(Stored dataset items)
===============

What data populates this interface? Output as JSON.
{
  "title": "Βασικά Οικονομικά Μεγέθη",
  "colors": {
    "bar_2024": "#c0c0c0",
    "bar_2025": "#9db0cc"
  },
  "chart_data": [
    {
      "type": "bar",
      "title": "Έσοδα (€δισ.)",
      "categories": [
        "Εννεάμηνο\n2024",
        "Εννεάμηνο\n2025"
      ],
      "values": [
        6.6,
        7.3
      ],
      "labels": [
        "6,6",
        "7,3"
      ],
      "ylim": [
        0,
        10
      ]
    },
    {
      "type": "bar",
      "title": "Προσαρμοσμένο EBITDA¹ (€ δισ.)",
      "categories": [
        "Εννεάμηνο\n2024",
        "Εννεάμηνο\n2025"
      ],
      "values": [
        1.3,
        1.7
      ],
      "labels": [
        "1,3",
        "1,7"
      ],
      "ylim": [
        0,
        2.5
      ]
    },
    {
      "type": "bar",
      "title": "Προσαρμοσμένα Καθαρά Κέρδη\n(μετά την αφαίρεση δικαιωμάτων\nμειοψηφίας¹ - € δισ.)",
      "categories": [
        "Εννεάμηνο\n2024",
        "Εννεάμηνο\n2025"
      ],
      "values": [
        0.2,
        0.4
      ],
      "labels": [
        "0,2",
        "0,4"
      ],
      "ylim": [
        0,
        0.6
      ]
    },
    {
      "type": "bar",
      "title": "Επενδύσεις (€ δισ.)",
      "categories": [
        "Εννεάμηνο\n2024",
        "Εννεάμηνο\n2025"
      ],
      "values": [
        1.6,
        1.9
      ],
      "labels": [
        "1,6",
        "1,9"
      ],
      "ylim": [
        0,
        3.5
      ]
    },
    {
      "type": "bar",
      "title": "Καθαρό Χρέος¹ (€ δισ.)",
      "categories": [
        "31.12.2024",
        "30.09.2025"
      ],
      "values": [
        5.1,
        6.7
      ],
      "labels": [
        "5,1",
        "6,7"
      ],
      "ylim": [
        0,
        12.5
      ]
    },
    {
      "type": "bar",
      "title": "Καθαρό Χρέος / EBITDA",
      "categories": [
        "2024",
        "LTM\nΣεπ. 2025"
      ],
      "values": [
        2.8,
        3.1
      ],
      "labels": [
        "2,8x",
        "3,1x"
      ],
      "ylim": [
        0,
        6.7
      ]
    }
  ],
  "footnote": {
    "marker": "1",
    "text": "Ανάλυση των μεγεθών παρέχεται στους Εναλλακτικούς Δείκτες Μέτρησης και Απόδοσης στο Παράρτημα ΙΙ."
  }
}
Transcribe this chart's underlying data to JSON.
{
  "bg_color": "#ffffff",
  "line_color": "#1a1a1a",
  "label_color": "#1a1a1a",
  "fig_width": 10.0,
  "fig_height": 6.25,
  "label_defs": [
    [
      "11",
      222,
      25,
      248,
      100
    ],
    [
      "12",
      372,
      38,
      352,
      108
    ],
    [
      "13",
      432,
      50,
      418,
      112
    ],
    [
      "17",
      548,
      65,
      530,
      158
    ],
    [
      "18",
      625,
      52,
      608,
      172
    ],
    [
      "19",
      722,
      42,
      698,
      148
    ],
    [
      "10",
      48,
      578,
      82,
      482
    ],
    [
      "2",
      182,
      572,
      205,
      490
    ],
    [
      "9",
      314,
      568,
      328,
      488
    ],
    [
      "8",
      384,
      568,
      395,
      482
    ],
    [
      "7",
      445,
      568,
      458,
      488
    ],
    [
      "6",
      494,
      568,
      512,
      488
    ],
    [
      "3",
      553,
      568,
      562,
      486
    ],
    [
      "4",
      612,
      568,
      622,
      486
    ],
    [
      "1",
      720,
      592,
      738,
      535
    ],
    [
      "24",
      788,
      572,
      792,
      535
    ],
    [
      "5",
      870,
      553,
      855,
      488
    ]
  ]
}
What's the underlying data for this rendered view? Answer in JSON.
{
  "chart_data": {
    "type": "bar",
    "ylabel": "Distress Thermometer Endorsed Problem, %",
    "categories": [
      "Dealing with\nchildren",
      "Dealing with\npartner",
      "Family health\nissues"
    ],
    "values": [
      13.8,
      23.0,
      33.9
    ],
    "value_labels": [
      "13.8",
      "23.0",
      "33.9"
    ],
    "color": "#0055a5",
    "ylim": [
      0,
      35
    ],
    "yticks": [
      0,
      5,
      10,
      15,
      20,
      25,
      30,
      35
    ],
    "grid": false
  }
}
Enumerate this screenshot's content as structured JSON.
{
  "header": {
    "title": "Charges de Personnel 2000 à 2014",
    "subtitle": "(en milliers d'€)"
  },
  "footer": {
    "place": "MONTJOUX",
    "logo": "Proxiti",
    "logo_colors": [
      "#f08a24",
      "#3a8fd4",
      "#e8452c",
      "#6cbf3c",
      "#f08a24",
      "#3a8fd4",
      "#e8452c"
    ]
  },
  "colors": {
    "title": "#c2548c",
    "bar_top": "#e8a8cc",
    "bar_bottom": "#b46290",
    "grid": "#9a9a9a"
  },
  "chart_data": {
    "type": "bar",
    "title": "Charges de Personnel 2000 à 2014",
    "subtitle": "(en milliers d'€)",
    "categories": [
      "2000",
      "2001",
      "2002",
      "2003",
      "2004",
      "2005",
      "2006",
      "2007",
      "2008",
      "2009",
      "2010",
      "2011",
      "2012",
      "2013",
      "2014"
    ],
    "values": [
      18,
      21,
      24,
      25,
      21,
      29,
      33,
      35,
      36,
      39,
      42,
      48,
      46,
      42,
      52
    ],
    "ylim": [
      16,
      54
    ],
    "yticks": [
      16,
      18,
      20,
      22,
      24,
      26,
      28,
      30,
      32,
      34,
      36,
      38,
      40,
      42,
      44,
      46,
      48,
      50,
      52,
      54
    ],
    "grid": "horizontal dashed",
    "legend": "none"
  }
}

===============

> INSTRUCTIONS TO FOLLOW:
Scan the records above for the string "underlying", then report every line that contains it.

> TASK RESPONSE:
Transcribe this chart's underlying data to JSON.
What's the underlying data for this rendered view? Answer in JSON.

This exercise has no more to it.